• **GIVEN DATA**:
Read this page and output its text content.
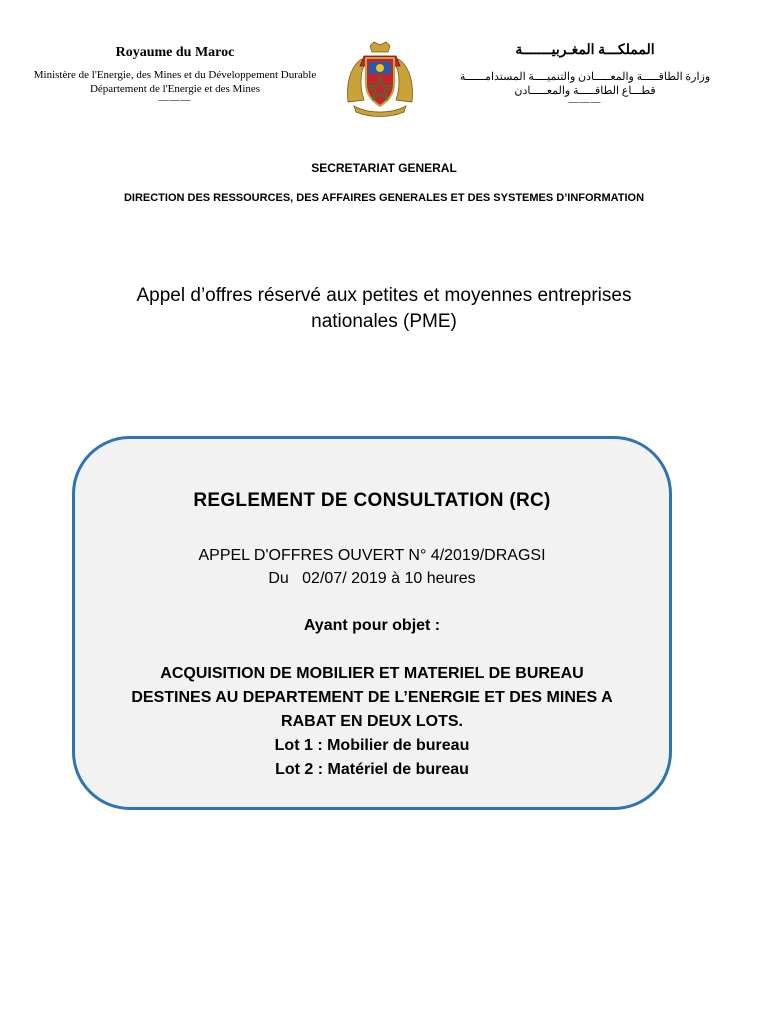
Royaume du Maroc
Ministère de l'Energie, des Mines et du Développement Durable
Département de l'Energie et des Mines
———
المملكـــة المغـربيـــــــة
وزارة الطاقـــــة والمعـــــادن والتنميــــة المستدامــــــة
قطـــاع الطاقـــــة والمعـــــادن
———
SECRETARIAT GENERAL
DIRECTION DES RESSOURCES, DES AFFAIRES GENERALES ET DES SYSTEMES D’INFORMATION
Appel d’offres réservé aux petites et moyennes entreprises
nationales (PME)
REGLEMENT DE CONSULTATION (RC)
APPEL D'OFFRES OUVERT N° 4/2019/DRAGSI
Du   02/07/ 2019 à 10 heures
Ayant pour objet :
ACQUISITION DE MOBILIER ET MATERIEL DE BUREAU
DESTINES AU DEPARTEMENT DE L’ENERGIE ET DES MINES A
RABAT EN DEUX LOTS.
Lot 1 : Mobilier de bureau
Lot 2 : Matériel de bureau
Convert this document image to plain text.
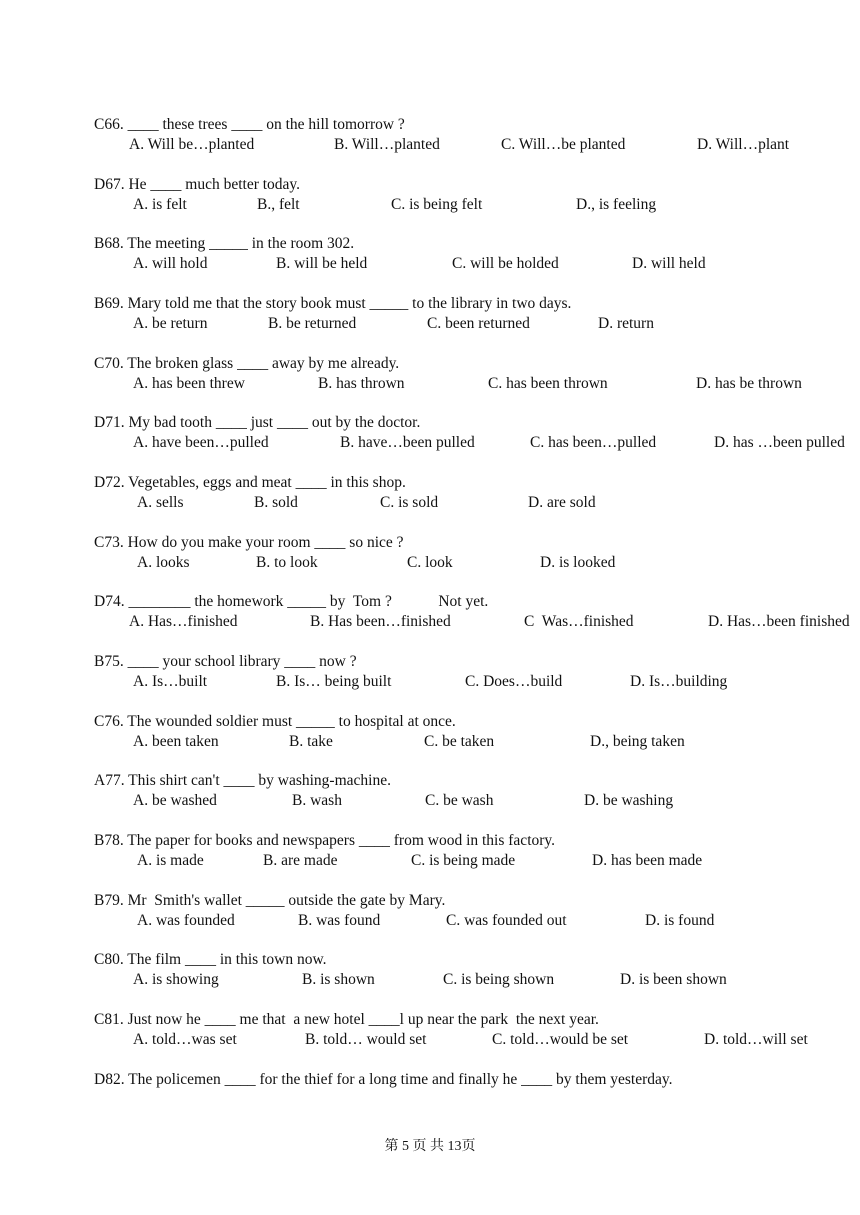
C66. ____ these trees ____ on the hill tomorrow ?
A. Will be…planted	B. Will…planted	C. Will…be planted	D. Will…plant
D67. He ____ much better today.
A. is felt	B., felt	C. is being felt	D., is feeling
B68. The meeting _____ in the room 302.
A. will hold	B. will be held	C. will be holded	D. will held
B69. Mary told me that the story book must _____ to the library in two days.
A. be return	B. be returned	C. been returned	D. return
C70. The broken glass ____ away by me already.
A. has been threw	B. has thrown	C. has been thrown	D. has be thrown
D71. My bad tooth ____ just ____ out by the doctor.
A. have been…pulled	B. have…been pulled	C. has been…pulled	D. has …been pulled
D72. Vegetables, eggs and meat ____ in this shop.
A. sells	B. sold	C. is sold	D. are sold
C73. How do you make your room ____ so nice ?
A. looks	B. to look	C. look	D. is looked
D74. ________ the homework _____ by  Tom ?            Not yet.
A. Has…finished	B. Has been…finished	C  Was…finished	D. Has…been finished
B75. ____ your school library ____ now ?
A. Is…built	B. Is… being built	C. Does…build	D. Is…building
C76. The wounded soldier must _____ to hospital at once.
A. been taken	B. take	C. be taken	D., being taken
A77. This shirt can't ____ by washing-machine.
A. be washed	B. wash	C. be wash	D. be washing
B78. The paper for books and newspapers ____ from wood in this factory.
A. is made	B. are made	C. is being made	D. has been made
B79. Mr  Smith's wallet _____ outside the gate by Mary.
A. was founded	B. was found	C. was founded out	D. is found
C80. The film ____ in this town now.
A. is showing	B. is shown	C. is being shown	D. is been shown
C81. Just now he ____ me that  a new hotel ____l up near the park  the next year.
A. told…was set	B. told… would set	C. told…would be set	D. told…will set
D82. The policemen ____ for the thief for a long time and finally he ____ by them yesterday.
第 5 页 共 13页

• **PROBLEM DESCRIPTION**: Images must not appear in the copy; reproduce everything else in the records verbatim.

• **EXERCISE RESPONSE**:
Read this page and output its text content.
Royaume du Maroc
Ministère de l'Energie, des Mines et du Développement Durable
Département de l'Energie et des Mines
———
المملكـــة المغـربيـــــــة
وزارة الطاقـــــة والمعـــــادن والتنميــــة المستدامــــــة
قطـــاع الطاقـــــة والمعـــــادن
———
SECRETARIAT GENERAL
DIRECTION DES RESSOURCES, DES AFFAIRES GENERALES ET DES SYSTEMES D’INFORMATION
Appel d’offres réservé aux petites et moyennes entreprises
nationales (PME)
REGLEMENT DE CONSULTATION (RC)
APPEL D'OFFRES OUVERT N° 4/2019/DRAGSI
Du   02/07/ 2019 à 10 heures
Ayant pour objet :
ACQUISITION DE MOBILIER ET MATERIEL DE BUREAU
DESTINES AU DEPARTEMENT DE L’ENERGIE ET DES MINES A
RABAT EN DEUX LOTS.
Lot 1 : Mobilier de bureau
Lot 2 : Matériel de bureau
Convert this document image to plain text.
C66. ____ these trees ____ on the hill tomorrow ?
A. Will be…planted	B. Will…planted	C. Will…be planted	D. Will…plant
D67. He ____ much better today.
A. is felt	B., felt	C. is being felt	D., is feeling
B68. The meeting _____ in the room 302.
A. will hold	B. will be held	C. will be holded	D. will held
B69. Mary told me that the story book must _____ to the library in two days.
A. be return	B. be returned	C. been returned	D. return
C70. The broken glass ____ away by me already.
A. has been threw	B. has thrown	C. has been thrown	D. has be thrown
D71. My bad tooth ____ just ____ out by the doctor.
A. have been…pulled	B. have…been pulled	C. has been…pulled	D. has …been pulled
D72. Vegetables, eggs and meat ____ in this shop.
A. sells	B. sold	C. is sold	D. are sold
C73. How do you make your room ____ so nice ?
A. looks	B. to look	C. look	D. is looked
D74. ________ the homework _____ by  Tom ?            Not yet.
A. Has…finished	B. Has been…finished	C  Was…finished	D. Has…been finished
B75. ____ your school library ____ now ?
A. Is…built	B. Is… being built	C. Does…build	D. Is…building
C76. The wounded soldier must _____ to hospital at once.
A. been taken	B. take	C. be taken	D., being taken
A77. This shirt can't ____ by washing-machine.
A. be washed	B. wash	C. be wash	D. be washing
B78. The paper for books and newspapers ____ from wood in this factory.
A. is made	B. are made	C. is being made	D. has been made
B79. Mr  Smith's wallet _____ outside the gate by Mary.
A. was founded	B. was found	C. was founded out	D. is found
C80. The film ____ in this town now.
A. is showing	B. is shown	C. is being shown	D. is been shown
C81. Just now he ____ me that  a new hotel ____l up near the park  the next year.
A. told…was set	B. told… would set	C. told…would be set	D. told…will set
D82. The policemen ____ for the thief for a long time and finally he ____ by them yesterday.
第 5 页 共 13页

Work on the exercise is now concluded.